Quote the data below in full, minus the images.

Saved data entries:
------------------------------------------------------------------------
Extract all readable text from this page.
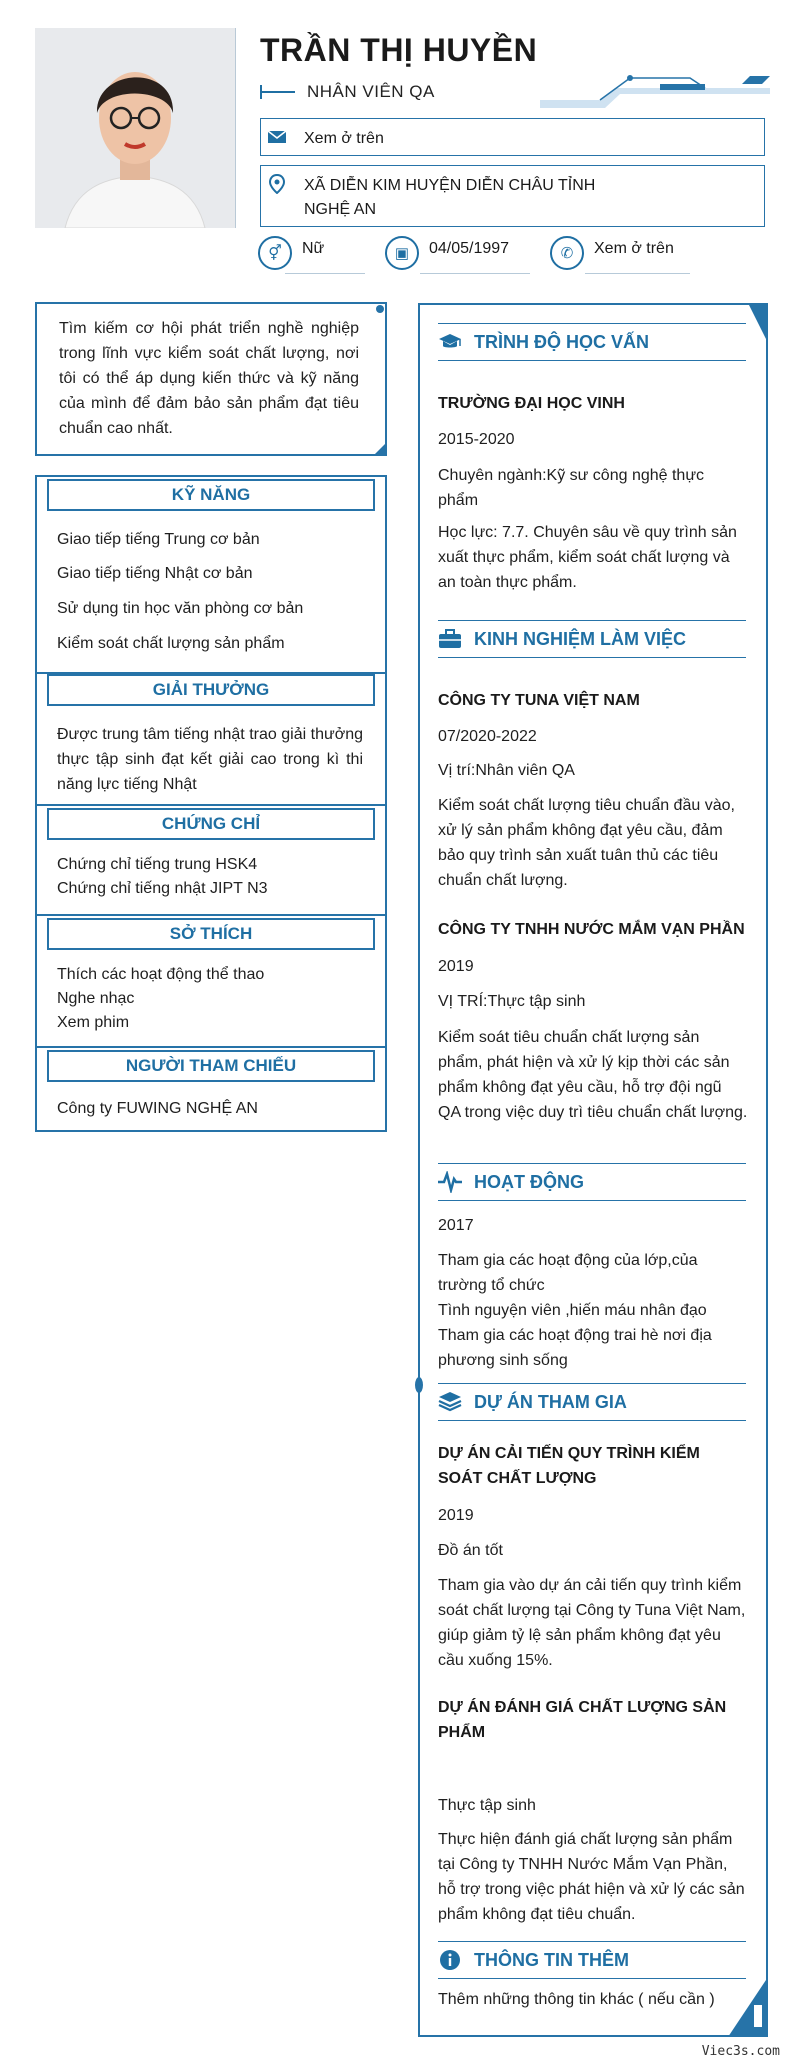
TRẦN THỊ HUYỀN
NHÂN VIÊN QA
Xem ở trên
XÃ DIỄN KIM HUYỆN DIỄN CHÂU TỈNH
NGHỆ AN
⚥	Nữ	▣	04/05/1997	✆	Xem ở trên

Tìm kiếm cơ hội phát triển nghề nghiệp trong lĩnh vực kiểm soát chất lượng, nơi tôi có thể áp dụng kiến thức và kỹ năng của mình để đảm bảo sản phẩm đạt tiêu chuẩn cao nhất.

KỸ NĂNG
Giao tiếp tiếng Trung cơ bản
Giao tiếp tiếng Nhật cơ bản
Sử dụng tin học văn phòng cơ bản
Kiểm soát chất lượng sản phẩm
GIẢI THƯỞNG
Được trung tâm tiếng nhật trao giải thưởng thực tập sinh đạt kết giải cao trong kì thi năng lực tiếng Nhật
CHỨNG CHỈ
Chứng chỉ tiếng trung HSK4
Chứng chỉ tiếng nhật JIPT N3
SỞ THÍCH
Thích các hoạt động thể thao
Nghe nhạc
Xem phim
NGƯỜI THAM CHIẾU
Công ty FUWING NGHỆ AN
TRÌNH ĐỘ HỌC VẤN
TRƯỜNG ĐẠI HỌC VINH
2015-2020
Chuyên ngành:Kỹ sư công nghệ thực phẩm
Học lực: 7.7. Chuyên sâu về quy trình sản xuất thực phẩm, kiểm soát chất lượng và an toàn thực phẩm.
KINH NGHIỆM LÀM VIỆC
CÔNG TY TUNA VIỆT NAM
07/2020-2022
Vị trí:Nhân viên QA
Kiểm soát chất lượng tiêu chuẩn đầu vào, xử lý sản phẩm không đạt yêu cầu, đảm bảo quy trình sản xuất tuân thủ các tiêu chuẩn chất lượng.
CÔNG TY TNHH NƯỚC MẮM VẠN PHẦN
2019
VỊ TRÍ:Thực tập sinh
Kiểm soát tiêu chuẩn chất lượng sản phẩm, phát hiện và xử lý kịp thời các sản phẩm không đạt yêu cầu, hỗ trợ đội ngũ QA trong việc duy trì tiêu chuẩn chất lượng.
HOẠT ĐỘNG
2017
Tham gia các hoạt động của lớp,của trường tổ chức
Tình nguyện viên ,hiến máu nhân đạo
Tham gia các hoạt động trai hè nơi địa phương sinh sống
DỰ ÁN THAM GIA
DỰ ÁN CẢI TIẾN QUY TRÌNH KIỂM SOÁT CHẤT LƯỢNG
2019
Đồ án tốt
Tham gia vào dự án cải tiến quy trình kiểm soát chất lượng tại Công ty Tuna Việt Nam, giúp giảm tỷ lệ sản phẩm không đạt yêu cầu xuống 15%.
DỰ ÁN ĐÁNH GIÁ CHẤT LƯỢNG SẢN PHẨM
Thực tập sinh
Thực hiện đánh giá chất lượng sản phẩm tại Công ty TNHH Nước Mắm Vạn Phần, hỗ trợ trong việc phát hiện và xử lý các sản phẩm không đạt tiêu chuẩn.
THÔNG TIN THÊM
Thêm những thông tin khác ( nếu cần )
Viec3s.com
------------------------------------------------------------------------
WORKED SOLUTION:
Extract all readable text from this page.
TRẦN THỊ HUYỀN
NHÂN VIÊN QA
Xem ở trên
XÃ DIỄN KIM HUYỆN DIỄN CHÂU TỈNH
NGHỆ AN
⚥	Nữ	▣	04/05/1997	✆	Xem ở trên

Tìm kiếm cơ hội phát triển nghề nghiệp trong lĩnh vực kiểm soát chất lượng, nơi tôi có thể áp dụng kiến thức và kỹ năng của mình để đảm bảo sản phẩm đạt tiêu chuẩn cao nhất.

KỸ NĂNG
Giao tiếp tiếng Trung cơ bản
Giao tiếp tiếng Nhật cơ bản
Sử dụng tin học văn phòng cơ bản
Kiểm soát chất lượng sản phẩm
GIẢI THƯỞNG
Được trung tâm tiếng nhật trao giải thưởng thực tập sinh đạt kết giải cao trong kì thi năng lực tiếng Nhật
CHỨNG CHỈ
Chứng chỉ tiếng trung HSK4
Chứng chỉ tiếng nhật JIPT N3
SỞ THÍCH
Thích các hoạt động thể thao
Nghe nhạc
Xem phim
NGƯỜI THAM CHIẾU
Công ty FUWING NGHỆ AN
TRÌNH ĐỘ HỌC VẤN
TRƯỜNG ĐẠI HỌC VINH
2015-2020
Chuyên ngành:Kỹ sư công nghệ thực phẩm
Học lực: 7.7. Chuyên sâu về quy trình sản xuất thực phẩm, kiểm soát chất lượng và an toàn thực phẩm.
KINH NGHIỆM LÀM VIỆC
CÔNG TY TUNA VIỆT NAM
07/2020-2022
Vị trí:Nhân viên QA
Kiểm soát chất lượng tiêu chuẩn đầu vào, xử lý sản phẩm không đạt yêu cầu, đảm bảo quy trình sản xuất tuân thủ các tiêu chuẩn chất lượng.
CÔNG TY TNHH NƯỚC MẮM VẠN PHẦN
2019
VỊ TRÍ:Thực tập sinh
Kiểm soát tiêu chuẩn chất lượng sản phẩm, phát hiện và xử lý kịp thời các sản phẩm không đạt yêu cầu, hỗ trợ đội ngũ QA trong việc duy trì tiêu chuẩn chất lượng.
HOẠT ĐỘNG
2017
Tham gia các hoạt động của lớp,của trường tổ chức
Tình nguyện viên ,hiến máu nhân đạo
Tham gia các hoạt động trai hè nơi địa phương sinh sống
DỰ ÁN THAM GIA
DỰ ÁN CẢI TIẾN QUY TRÌNH KIỂM SOÁT CHẤT LƯỢNG
2019
Đồ án tốt
Tham gia vào dự án cải tiến quy trình kiểm soát chất lượng tại Công ty Tuna Việt Nam, giúp giảm tỷ lệ sản phẩm không đạt yêu cầu xuống 15%.
DỰ ÁN ĐÁNH GIÁ CHẤT LƯỢNG SẢN PHẨM
Thực tập sinh
Thực hiện đánh giá chất lượng sản phẩm tại Công ty TNHH Nước Mắm Vạn Phần, hỗ trợ trong việc phát hiện và xử lý các sản phẩm không đạt tiêu chuẩn.
THÔNG TIN THÊM
Thêm những thông tin khác ( nếu cần )
Viec3s.com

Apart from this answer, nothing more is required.